WHAT THE TASK ASKS: Check each line below for the word "정산보고서", and copy those that have it.

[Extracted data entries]
——
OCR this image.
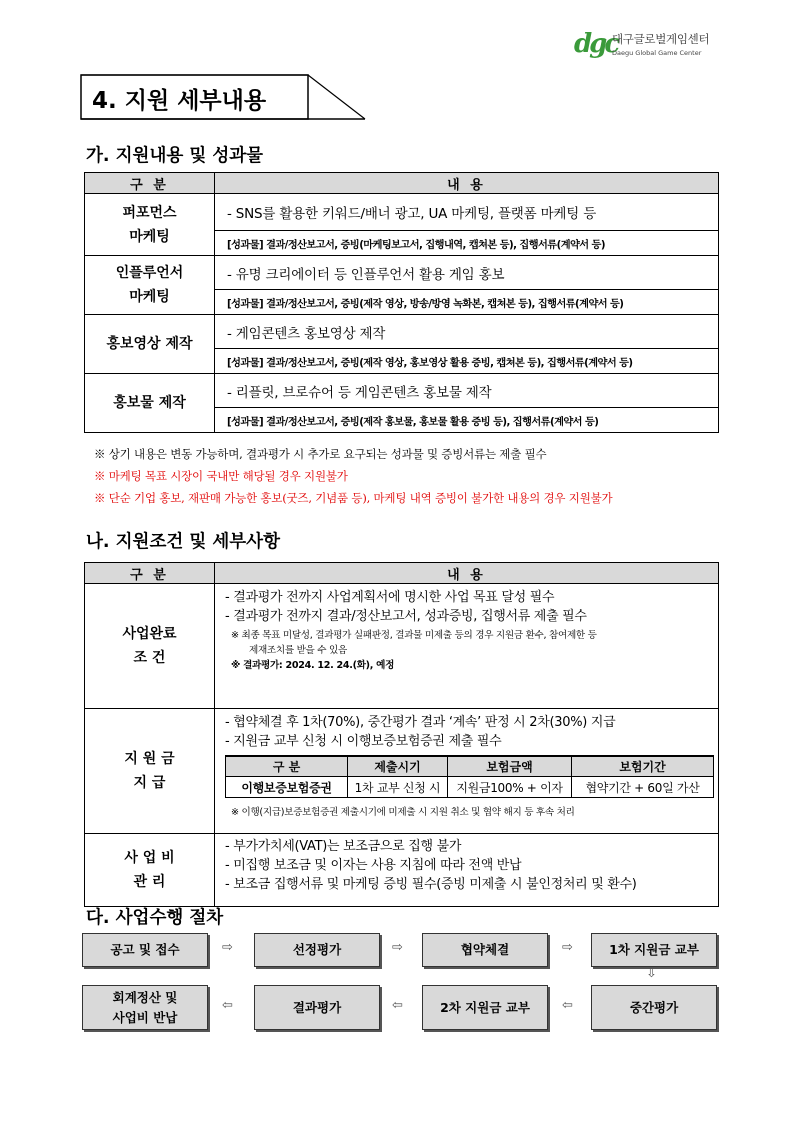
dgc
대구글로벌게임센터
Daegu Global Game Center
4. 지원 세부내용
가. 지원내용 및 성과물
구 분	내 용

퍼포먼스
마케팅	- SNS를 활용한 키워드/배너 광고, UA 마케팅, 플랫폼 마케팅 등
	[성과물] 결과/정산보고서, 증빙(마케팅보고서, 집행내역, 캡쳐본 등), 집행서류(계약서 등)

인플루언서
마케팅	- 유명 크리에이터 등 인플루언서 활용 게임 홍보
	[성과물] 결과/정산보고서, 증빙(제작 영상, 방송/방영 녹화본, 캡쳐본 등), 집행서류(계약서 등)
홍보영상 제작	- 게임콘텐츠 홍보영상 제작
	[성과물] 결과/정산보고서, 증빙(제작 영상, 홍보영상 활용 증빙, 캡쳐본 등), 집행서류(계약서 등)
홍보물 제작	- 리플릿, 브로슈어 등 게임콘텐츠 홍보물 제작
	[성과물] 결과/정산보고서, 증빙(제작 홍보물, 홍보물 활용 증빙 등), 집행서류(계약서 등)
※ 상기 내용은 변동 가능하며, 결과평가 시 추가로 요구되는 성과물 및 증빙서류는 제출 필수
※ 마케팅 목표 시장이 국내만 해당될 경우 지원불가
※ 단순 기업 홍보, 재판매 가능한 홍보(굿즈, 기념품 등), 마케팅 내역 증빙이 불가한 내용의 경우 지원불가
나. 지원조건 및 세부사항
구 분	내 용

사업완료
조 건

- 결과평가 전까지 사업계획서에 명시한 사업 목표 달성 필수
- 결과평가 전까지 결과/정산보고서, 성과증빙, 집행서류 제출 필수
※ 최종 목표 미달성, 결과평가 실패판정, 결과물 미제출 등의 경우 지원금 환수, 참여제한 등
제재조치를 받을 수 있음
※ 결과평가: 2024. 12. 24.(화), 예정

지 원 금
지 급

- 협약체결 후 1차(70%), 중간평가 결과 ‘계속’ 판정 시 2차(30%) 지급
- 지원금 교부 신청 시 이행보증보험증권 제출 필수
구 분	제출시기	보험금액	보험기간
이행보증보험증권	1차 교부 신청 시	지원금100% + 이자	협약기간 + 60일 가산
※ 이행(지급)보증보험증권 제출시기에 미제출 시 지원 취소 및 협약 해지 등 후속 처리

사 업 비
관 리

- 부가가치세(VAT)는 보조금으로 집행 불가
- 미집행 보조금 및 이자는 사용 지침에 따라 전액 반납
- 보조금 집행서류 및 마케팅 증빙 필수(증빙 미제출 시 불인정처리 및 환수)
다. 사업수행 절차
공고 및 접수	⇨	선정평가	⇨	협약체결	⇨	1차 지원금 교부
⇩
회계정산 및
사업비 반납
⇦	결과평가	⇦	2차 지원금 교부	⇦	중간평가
——
FINISHED TASK:
	[성과물] 결과/정산보고서, 증빙(마케팅보고서, 집행내역, 캡쳐본 등), 집행서류(계약서 등)
	[성과물] 결과/정산보고서, 증빙(제작 영상, 방송/방영 녹화본, 캡쳐본 등), 집행서류(계약서 등)
	[성과물] 결과/정산보고서, 증빙(제작 영상, 홍보영상 활용 증빙, 캡쳐본 등), 집행서류(계약서 등)
	[성과물] 결과/정산보고서, 증빙(제작 홍보물, 홍보물 활용 증빙 등), 집행서류(계약서 등)
- 결과평가 전까지 결과/정산보고서, 성과증빙, 집행서류 제출 필수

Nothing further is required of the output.